### Challenge
Return all of the entries exactly as written.

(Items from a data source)
--------------------------------------------------

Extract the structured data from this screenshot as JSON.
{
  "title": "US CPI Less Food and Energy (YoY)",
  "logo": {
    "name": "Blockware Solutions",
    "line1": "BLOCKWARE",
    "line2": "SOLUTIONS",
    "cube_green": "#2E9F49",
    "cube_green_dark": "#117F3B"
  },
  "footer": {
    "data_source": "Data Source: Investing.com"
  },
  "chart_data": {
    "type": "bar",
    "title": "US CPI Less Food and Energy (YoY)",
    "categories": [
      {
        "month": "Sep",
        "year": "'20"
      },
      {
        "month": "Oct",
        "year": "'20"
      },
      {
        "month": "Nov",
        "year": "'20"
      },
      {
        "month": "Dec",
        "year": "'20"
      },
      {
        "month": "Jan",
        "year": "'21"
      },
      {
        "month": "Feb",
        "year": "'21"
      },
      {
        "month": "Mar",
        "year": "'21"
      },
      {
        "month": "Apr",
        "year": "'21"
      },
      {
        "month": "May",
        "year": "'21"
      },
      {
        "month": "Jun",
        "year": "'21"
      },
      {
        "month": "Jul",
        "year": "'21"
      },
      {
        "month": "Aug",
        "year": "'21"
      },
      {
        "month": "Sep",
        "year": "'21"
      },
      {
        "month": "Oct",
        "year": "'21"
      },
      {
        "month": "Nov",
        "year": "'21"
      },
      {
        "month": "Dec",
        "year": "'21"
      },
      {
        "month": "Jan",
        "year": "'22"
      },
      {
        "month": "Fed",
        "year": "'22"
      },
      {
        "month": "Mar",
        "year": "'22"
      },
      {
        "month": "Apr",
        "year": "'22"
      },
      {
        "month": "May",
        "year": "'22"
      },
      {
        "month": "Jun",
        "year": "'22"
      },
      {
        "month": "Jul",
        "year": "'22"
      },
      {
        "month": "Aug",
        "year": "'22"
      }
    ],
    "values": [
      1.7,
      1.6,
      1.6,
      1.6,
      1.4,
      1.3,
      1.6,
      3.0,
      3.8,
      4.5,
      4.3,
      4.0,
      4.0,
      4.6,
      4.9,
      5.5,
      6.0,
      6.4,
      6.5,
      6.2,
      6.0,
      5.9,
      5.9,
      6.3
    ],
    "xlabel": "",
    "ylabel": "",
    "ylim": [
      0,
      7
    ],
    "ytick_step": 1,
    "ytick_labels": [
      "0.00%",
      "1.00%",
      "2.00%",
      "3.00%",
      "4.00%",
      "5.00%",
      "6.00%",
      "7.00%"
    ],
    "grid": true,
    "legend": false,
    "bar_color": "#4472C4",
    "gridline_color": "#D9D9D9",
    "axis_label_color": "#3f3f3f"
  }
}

--------------------------------------------------

### Result of the task
Extract the structured data from this screenshot as JSON.
{
  "title": "US CPI Less Food and Energy (YoY)",
  "logo": {
    "name": "Blockware Solutions",
    "line1": "BLOCKWARE",
    "line2": "SOLUTIONS",
    "cube_green": "#2E9F49",
    "cube_green_dark": "#117F3B"
  },
  "footer": {
    "data_source": "Data Source: Investing.com"
  },
  "chart_data": {
    "type": "bar",
    "title": "US CPI Less Food and Energy (YoY)",
    "categories": [
      {
        "month": "Sep",
        "year": "'20"
      },
      {
        "month": "Oct",
        "year": "'20"
      },
      {
        "month": "Nov",
        "year": "'20"
      },
      {
        "month": "Dec",
        "year": "'20"
      },
      {
        "month": "Jan",
        "year": "'21"
      },
      {
        "month": "Feb",
        "year": "'21"
      },
      {
        "month": "Mar",
        "year": "'21"
      },
      {
        "month": "Apr",
        "year": "'21"
      },
      {
        "month": "May",
        "year": "'21"
      },
      {
        "month": "Jun",
        "year": "'21"
      },
      {
        "month": "Jul",
        "year": "'21"
      },
      {
        "month": "Aug",
        "year": "'21"
      },
      {
        "month": "Sep",
        "year": "'21"
      },
      {
        "month": "Oct",
        "year": "'21"
      },
      {
        "month": "Nov",
        "year": "'21"
      },
      {
        "month": "Dec",
        "year": "'21"
      },
      {
        "month": "Jan",
        "year": "'22"
      },
      {
        "month": "Fed",
        "year": "'22"
      },
      {
        "month": "Mar",
        "year": "'22"
      },
      {
        "month": "Apr",
        "year": "'22"
      },
      {
        "month": "May",
        "year": "'22"
      },
      {
        "month": "Jun",
        "year": "'22"
      },
      {
        "month": "Jul",
        "year": "'22"
      },
      {
        "month": "Aug",
        "year": "'22"
      }
    ],
    "values": [
      1.7,
      1.6,
      1.6,
      1.6,
      1.4,
      1.3,
      1.6,
      3.0,
      3.8,
      4.5,
      4.3,
      4.0,
      4.0,
      4.6,
      4.9,
      5.5,
      6.0,
      6.4,
      6.5,
      6.2,
      6.0,
      5.9,
      5.9,
      6.3
    ],
    "xlabel": "",
    "ylabel": "",
    "ylim": [
      0,
      7
    ],
    "ytick_step": 1,
    "ytick_labels": [
      "0.00%",
      "1.00%",
      "2.00%",
      "3.00%",
      "4.00%",
      "5.00%",
      "6.00%",
      "7.00%"
    ],
    "grid": true,
    "legend": false,
    "bar_color": "#4472C4",
    "gridline_color": "#D9D9D9",
    "axis_label_color": "#3f3f3f"
  }
}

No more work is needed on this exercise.